**INSTRUCTIONS FOR THE TASK:** Return each line of the data below exactly, omitting any pictures.

──────── DATASET

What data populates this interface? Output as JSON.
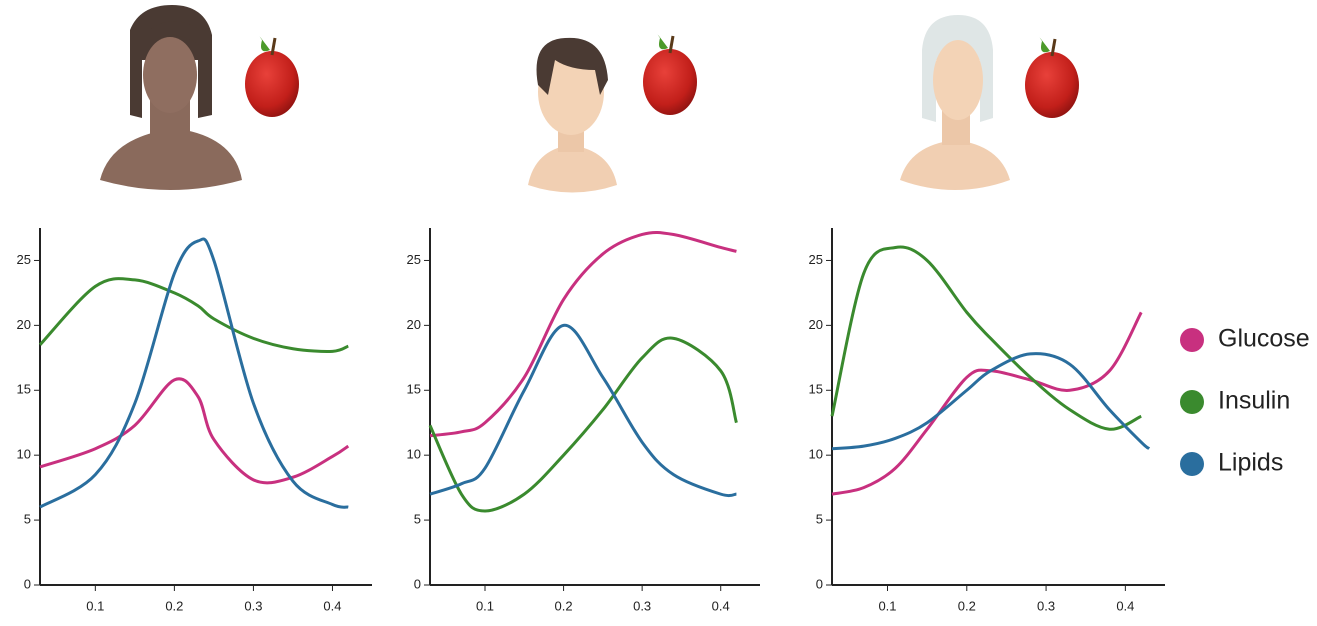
{
  "chart_data": [
    {
      "type": "line",
      "x": [
        0.03,
        0.1,
        0.15,
        0.2,
        0.23,
        0.25,
        0.3,
        0.35,
        0.4,
        0.42
      ],
      "xlim": [
        0.03,
        0.45
      ],
      "ylim": [
        0,
        27.5
      ],
      "xticks": [
        0.1,
        0.2,
        0.3,
        0.4
      ],
      "yticks": [
        0,
        5,
        10,
        15,
        20,
        25
      ],
      "series": [
        {
          "color": "#c8307f",
          "values": [
            9.1,
            10.5,
            12.3,
            15.8,
            14.5,
            11.2,
            8.1,
            8.3,
            9.9,
            10.7
          ]
        },
        {
          "color": "#3a8a2e",
          "values": [
            18.5,
            23,
            23.5,
            22.5,
            21.5,
            20.5,
            19,
            18.2,
            18,
            18.4
          ]
        },
        {
          "color": "#2a6e9e",
          "values": [
            6,
            8.5,
            14,
            24,
            26.5,
            25,
            14,
            8,
            6.2,
            6
          ]
        }
      ]
    },
    {
      "type": "line",
      "x": [
        0.03,
        0.07,
        0.1,
        0.15,
        0.2,
        0.25,
        0.3,
        0.34,
        0.4,
        0.42
      ],
      "xlim": [
        0.03,
        0.45
      ],
      "ylim": [
        0,
        27.5
      ],
      "xticks": [
        0.1,
        0.2,
        0.3,
        0.4
      ],
      "yticks": [
        0,
        5,
        10,
        15,
        20,
        25
      ],
      "series": [
        {
          "color": "#c8307f",
          "values": [
            11.5,
            11.8,
            12.5,
            16,
            22,
            25.5,
            27,
            27,
            26,
            25.7
          ]
        },
        {
          "color": "#3a8a2e",
          "values": [
            12.3,
            7,
            5.7,
            7,
            10,
            13.5,
            17.5,
            19,
            16.5,
            12.5
          ]
        },
        {
          "color": "#2a6e9e",
          "values": [
            7,
            7.8,
            9,
            15,
            20,
            16,
            11,
            8.5,
            7,
            7
          ]
        }
      ]
    },
    {
      "type": "line",
      "x": [
        0.03,
        0.07,
        0.11,
        0.15,
        0.2,
        0.23,
        0.28,
        0.33,
        0.38,
        0.42,
        0.43
      ],
      "xlim": [
        0.03,
        0.45
      ],
      "ylim": [
        0,
        27.5
      ],
      "xticks": [
        0.1,
        0.2,
        0.3,
        0.4
      ],
      "yticks": [
        0,
        5,
        10,
        15,
        20,
        25
      ],
      "legend": "right",
      "series": [
        {
          "name": "Glucose",
          "color": "#c8307f",
          "values": [
            7,
            7.5,
            9,
            12,
            16,
            16.5,
            15.8,
            15,
            16.5,
            21,
            null
          ]
        },
        {
          "name": "Insulin",
          "color": "#3a8a2e",
          "values": [
            13,
            24,
            26,
            25,
            21,
            19,
            16,
            13.5,
            12,
            13,
            null
          ]
        },
        {
          "name": "Lipids",
          "color": "#2a6e9e",
          "values": [
            10.5,
            10.7,
            11.3,
            12.5,
            15,
            16.5,
            17.8,
            17,
            13.5,
            11,
            10.5
          ]
        }
      ]
    }
  ]
}
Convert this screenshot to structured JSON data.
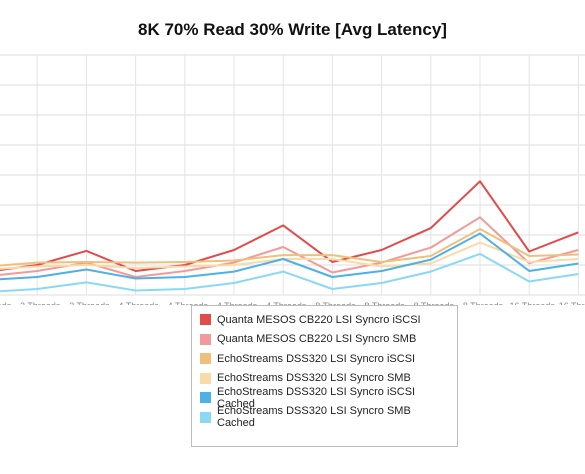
{
  "chart_data": {
    "type": "line",
    "title": "8K 70% Read 30% Write [Avg Latency]",
    "xlabel": "",
    "ylabel": "",
    "grid": true,
    "legend_position": "bottom",
    "categories": [
      [
        "1 Threads",
        "16 Queue"
      ],
      [
        "2 Threads",
        "8 Queue"
      ],
      [
        "2 Threads",
        "16 Queue"
      ],
      [
        "4 Threads",
        "2 Queue"
      ],
      [
        "4 Threads",
        "4 Queue"
      ],
      [
        "4 Threads",
        "8 Queue"
      ],
      [
        "4 Threads",
        "16 Queue"
      ],
      [
        "8 Threads",
        "2 Queue"
      ],
      [
        "8 Threads",
        "4 Queue"
      ],
      [
        "8 Threads",
        "8 Queue"
      ],
      [
        "8 Threads",
        "16 Queue"
      ],
      [
        "16 Threads",
        "2 Queue"
      ],
      [
        "16 Threads",
        "4 Queue"
      ]
    ],
    "ylim": [
      0,
      8
    ],
    "series": [
      {
        "name": "Quanta MESOS CB220 LSI Syncro iSCSI",
        "color": "#e34a4a",
        "values": [
          0.78,
          1.0,
          1.47,
          0.8,
          1.0,
          1.5,
          2.32,
          1.1,
          1.5,
          2.23,
          3.79,
          1.45,
          2.09
        ]
      },
      {
        "name": "Quanta MESOS CB220 LSI Syncro SMB",
        "color": "#f29a9a",
        "values": [
          0.63,
          0.8,
          1.08,
          0.6,
          0.8,
          1.08,
          1.6,
          0.75,
          1.08,
          1.58,
          2.59,
          1.06,
          1.5
        ]
      },
      {
        "name": "EchoStreams DSS320 LSI Syncro iSCSI",
        "color": "#eec07a",
        "values": [
          0.95,
          1.08,
          1.1,
          1.08,
          1.1,
          1.15,
          1.33,
          1.33,
          1.1,
          1.3,
          2.2,
          1.3,
          1.35
        ]
      },
      {
        "name": "EchoStreams DSS320 LSI Syncro SMB",
        "color": "#f8dba6",
        "values": [
          0.85,
          0.95,
          1.0,
          0.9,
          0.95,
          1.0,
          1.2,
          1.2,
          0.95,
          1.05,
          1.75,
          1.1,
          1.2
        ]
      },
      {
        "name": "EchoStreams DSS320 LSI Syncro iSCSI Cached",
        "color": "#4fb0e6",
        "values": [
          0.5,
          0.6,
          0.85,
          0.55,
          0.6,
          0.78,
          1.2,
          0.6,
          0.8,
          1.18,
          2.05,
          0.8,
          1.05
        ]
      },
      {
        "name": "EchoStreams DSS320 LSI Syncro SMB Cached",
        "color": "#8ad8f5",
        "values": [
          0.1,
          0.2,
          0.42,
          0.15,
          0.2,
          0.4,
          0.78,
          0.2,
          0.4,
          0.78,
          1.37,
          0.45,
          0.7
        ]
      }
    ]
  }
}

────────────────

**COMPLETED TASK:**
What data populates this interface? Output as JSON.
{
  "chart_data": [
    {
      "type": "line",
      "x": [
        0.03,
        0.1,
        0.15,
        0.2,
        0.23,
        0.25,
        0.3,
        0.35,
        0.4,
        0.42
      ],
      "xlim": [
        0.03,
        0.45
      ],
      "ylim": [
        0,
        27.5
      ],
      "xticks": [
        0.1,
        0.2,
        0.3,
        0.4
      ],
      "yticks": [
        0,
        5,
        10,
        15,
        20,
        25
      ],
      "series": [
        {
          "color": "#c8307f",
          "values": [
            9.1,
            10.5,
            12.3,
            15.8,
            14.5,
            11.2,
            8.1,
            8.3,
            9.9,
            10.7
          ]
        },
        {
          "color": "#3a8a2e",
          "values": [
            18.5,
            23,
            23.5,
            22.5,
            21.5,
            20.5,
            19,
            18.2,
            18,
            18.4
          ]
        },
        {
          "color": "#2a6e9e",
          "values": [
            6,
            8.5,
            14,
            24,
            26.5,
            25,
            14,
            8,
            6.2,
            6
          ]
        }
      ]
    },
    {
      "type": "line",
      "x": [
        0.03,
        0.07,
        0.1,
        0.15,
        0.2,
        0.25,
        0.3,
        0.34,
        0.4,
        0.42
      ],
      "xlim": [
        0.03,
        0.45
      ],
      "ylim": [
        0,
        27.5
      ],
      "xticks": [
        0.1,
        0.2,
        0.3,
        0.4
      ],
      "yticks": [
        0,
        5,
        10,
        15,
        20,
        25
      ],
      "series": [
        {
          "color": "#c8307f",
          "values": [
            11.5,
            11.8,
            12.5,
            16,
            22,
            25.5,
            27,
            27,
            26,
            25.7
          ]
        },
        {
          "color": "#3a8a2e",
          "values": [
            12.3,
            7,
            5.7,
            7,
            10,
            13.5,
            17.5,
            19,
            16.5,
            12.5
          ]
        },
        {
          "color": "#2a6e9e",
          "values": [
            7,
            7.8,
            9,
            15,
            20,
            16,
            11,
            8.5,
            7,
            7
          ]
        }
      ]
    },
    {
      "type": "line",
      "x": [
        0.03,
        0.07,
        0.11,
        0.15,
        0.2,
        0.23,
        0.28,
        0.33,
        0.38,
        0.42,
        0.43
      ],
      "xlim": [
        0.03,
        0.45
      ],
      "ylim": [
        0,
        27.5
      ],
      "xticks": [
        0.1,
        0.2,
        0.3,
        0.4
      ],
      "yticks": [
        0,
        5,
        10,
        15,
        20,
        25
      ],
      "legend": "right",
      "series": [
        {
          "name": "Glucose",
          "color": "#c8307f",
          "values": [
            7,
            7.5,
            9,
            12,
            16,
            16.5,
            15.8,
            15,
            16.5,
            21,
            null
          ]
        },
        {
          "name": "Insulin",
          "color": "#3a8a2e",
          "values": [
            13,
            24,
            26,
            25,
            21,
            19,
            16,
            13.5,
            12,
            13,
            null
          ]
        },
        {
          "name": "Lipids",
          "color": "#2a6e9e",
          "values": [
            10.5,
            10.7,
            11.3,
            12.5,
            15,
            16.5,
            17.8,
            17,
            13.5,
            11,
            10.5
          ]
        }
      ]
    }
  ]
}
Convert this screenshot to structured JSON data.
{
  "chart_data": {
    "type": "line",
    "title": "8K 70% Read 30% Write [Avg Latency]",
    "xlabel": "",
    "ylabel": "",
    "grid": true,
    "legend_position": "bottom",
    "categories": [
      [
        "1 Threads",
        "16 Queue"
      ],
      [
        "2 Threads",
        "8 Queue"
      ],
      [
        "2 Threads",
        "16 Queue"
      ],
      [
        "4 Threads",
        "2 Queue"
      ],
      [
        "4 Threads",
        "4 Queue"
      ],
      [
        "4 Threads",
        "8 Queue"
      ],
      [
        "4 Threads",
        "16 Queue"
      ],
      [
        "8 Threads",
        "2 Queue"
      ],
      [
        "8 Threads",
        "4 Queue"
      ],
      [
        "8 Threads",
        "8 Queue"
      ],
      [
        "8 Threads",
        "16 Queue"
      ],
      [
        "16 Threads",
        "2 Queue"
      ],
      [
        "16 Threads",
        "4 Queue"
      ]
    ],
    "ylim": [
      0,
      8
    ],
    "series": [
      {
        "name": "Quanta MESOS CB220 LSI Syncro iSCSI",
        "color": "#e34a4a",
        "values": [
          0.78,
          1.0,
          1.47,
          0.8,
          1.0,
          1.5,
          2.32,
          1.1,
          1.5,
          2.23,
          3.79,
          1.45,
          2.09
        ]
      },
      {
        "name": "Quanta MESOS CB220 LSI Syncro SMB",
        "color": "#f29a9a",
        "values": [
          0.63,
          0.8,
          1.08,
          0.6,
          0.8,
          1.08,
          1.6,
          0.75,
          1.08,
          1.58,
          2.59,
          1.06,
          1.5
        ]
      },
      {
        "name": "EchoStreams DSS320 LSI Syncro iSCSI",
        "color": "#eec07a",
        "values": [
          0.95,
          1.08,
          1.1,
          1.08,
          1.1,
          1.15,
          1.33,
          1.33,
          1.1,
          1.3,
          2.2,
          1.3,
          1.35
        ]
      },
      {
        "name": "EchoStreams DSS320 LSI Syncro SMB",
        "color": "#f8dba6",
        "values": [
          0.85,
          0.95,
          1.0,
          0.9,
          0.95,
          1.0,
          1.2,
          1.2,
          0.95,
          1.05,
          1.75,
          1.1,
          1.2
        ]
      },
      {
        "name": "EchoStreams DSS320 LSI Syncro iSCSI Cached",
        "color": "#4fb0e6",
        "values": [
          0.5,
          0.6,
          0.85,
          0.55,
          0.6,
          0.78,
          1.2,
          0.6,
          0.8,
          1.18,
          2.05,
          0.8,
          1.05
        ]
      },
      {
        "name": "EchoStreams DSS320 LSI Syncro SMB Cached",
        "color": "#8ad8f5",
        "values": [
          0.1,
          0.2,
          0.42,
          0.15,
          0.2,
          0.4,
          0.78,
          0.2,
          0.4,
          0.78,
          1.37,
          0.45,
          0.7
        ]
      }
    ]
  }
}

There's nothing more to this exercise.